_What is asked_
Scan the data below for the string "defined". Show every line where it turns up.
** START OF Provided data **
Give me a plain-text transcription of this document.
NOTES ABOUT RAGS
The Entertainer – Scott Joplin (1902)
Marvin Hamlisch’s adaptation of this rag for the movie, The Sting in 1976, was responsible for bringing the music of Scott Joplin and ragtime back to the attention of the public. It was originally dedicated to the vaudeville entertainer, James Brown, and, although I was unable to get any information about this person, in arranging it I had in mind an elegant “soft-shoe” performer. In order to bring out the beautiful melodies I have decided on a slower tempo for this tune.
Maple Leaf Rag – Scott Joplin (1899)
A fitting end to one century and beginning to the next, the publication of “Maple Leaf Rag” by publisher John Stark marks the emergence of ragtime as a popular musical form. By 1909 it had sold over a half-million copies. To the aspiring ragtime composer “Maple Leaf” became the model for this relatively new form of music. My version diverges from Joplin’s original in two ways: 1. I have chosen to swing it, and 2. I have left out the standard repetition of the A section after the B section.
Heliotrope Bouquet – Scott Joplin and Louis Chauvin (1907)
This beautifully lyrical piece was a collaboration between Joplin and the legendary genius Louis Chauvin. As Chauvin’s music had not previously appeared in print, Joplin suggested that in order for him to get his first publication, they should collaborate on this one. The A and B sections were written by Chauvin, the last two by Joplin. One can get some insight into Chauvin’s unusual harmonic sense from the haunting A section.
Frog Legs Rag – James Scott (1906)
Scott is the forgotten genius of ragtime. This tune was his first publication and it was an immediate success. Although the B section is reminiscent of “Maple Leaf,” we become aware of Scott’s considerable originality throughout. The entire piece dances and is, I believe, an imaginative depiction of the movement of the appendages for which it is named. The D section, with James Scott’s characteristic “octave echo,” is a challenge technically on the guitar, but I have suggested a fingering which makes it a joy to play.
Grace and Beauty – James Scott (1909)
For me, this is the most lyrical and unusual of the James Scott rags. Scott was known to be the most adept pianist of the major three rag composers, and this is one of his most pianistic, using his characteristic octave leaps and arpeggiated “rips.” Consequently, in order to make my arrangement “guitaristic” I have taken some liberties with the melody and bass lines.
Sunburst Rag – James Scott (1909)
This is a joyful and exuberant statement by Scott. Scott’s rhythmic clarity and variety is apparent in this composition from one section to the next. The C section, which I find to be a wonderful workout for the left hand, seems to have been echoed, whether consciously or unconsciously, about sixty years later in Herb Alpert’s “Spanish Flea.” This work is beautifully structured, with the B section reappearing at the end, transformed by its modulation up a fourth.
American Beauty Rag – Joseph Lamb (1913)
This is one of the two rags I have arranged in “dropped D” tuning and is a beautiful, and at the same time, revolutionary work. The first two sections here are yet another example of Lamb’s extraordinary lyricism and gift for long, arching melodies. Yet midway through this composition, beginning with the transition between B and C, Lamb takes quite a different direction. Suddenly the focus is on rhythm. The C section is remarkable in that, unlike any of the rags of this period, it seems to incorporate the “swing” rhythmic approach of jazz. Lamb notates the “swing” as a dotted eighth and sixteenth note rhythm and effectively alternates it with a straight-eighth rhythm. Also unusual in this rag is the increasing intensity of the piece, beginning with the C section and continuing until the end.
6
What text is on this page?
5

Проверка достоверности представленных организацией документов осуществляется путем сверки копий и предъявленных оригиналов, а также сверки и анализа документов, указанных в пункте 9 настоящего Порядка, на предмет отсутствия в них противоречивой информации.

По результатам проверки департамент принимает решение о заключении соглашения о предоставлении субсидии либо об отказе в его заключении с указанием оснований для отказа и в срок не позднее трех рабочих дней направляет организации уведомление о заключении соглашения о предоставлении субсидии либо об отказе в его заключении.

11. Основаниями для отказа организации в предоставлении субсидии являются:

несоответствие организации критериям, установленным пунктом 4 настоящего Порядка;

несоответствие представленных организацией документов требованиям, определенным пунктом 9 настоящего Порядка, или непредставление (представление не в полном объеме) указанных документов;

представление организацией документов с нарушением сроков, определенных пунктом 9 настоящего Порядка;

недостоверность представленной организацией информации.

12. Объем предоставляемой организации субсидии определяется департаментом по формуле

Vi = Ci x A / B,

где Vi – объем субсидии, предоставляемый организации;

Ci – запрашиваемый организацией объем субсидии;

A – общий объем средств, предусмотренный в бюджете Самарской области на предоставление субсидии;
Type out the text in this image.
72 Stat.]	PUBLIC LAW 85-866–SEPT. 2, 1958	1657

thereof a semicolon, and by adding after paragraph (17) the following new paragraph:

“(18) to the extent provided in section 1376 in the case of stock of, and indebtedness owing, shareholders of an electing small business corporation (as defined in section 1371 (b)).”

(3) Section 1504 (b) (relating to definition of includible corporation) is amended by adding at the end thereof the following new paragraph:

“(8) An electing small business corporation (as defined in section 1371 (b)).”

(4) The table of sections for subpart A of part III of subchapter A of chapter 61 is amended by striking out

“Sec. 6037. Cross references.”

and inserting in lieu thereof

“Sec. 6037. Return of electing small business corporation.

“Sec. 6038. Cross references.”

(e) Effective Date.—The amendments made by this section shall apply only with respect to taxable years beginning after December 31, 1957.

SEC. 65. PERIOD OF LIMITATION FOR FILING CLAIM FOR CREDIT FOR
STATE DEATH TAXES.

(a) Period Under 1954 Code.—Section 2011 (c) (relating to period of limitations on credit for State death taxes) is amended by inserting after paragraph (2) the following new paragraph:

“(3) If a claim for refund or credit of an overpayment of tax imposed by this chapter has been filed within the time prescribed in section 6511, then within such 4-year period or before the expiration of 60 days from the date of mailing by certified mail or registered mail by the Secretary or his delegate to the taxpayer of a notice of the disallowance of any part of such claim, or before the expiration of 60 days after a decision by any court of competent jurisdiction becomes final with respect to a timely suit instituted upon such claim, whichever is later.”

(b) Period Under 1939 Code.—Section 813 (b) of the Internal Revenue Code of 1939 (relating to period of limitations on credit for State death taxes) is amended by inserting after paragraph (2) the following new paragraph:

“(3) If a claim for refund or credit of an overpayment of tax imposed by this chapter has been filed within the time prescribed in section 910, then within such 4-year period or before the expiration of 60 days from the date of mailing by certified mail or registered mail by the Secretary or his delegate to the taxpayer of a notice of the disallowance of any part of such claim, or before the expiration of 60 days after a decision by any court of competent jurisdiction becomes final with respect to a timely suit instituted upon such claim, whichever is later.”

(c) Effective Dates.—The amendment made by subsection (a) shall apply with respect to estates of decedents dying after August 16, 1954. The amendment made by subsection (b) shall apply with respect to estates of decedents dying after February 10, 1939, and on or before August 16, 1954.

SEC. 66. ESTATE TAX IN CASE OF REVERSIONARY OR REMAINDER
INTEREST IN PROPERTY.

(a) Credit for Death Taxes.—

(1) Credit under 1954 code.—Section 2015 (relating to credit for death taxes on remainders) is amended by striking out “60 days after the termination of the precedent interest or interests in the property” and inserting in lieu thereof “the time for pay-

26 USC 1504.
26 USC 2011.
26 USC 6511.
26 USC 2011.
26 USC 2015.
** END OF Provided data **
_Final answer_
“(18) to the extent provided in section 1376 in the case of stock of, and indebtedness owing, shareholders of an electing small business corporation (as defined in section 1371 (b)).”
“(8) An electing small business corporation (as defined in section 1371 (b)).”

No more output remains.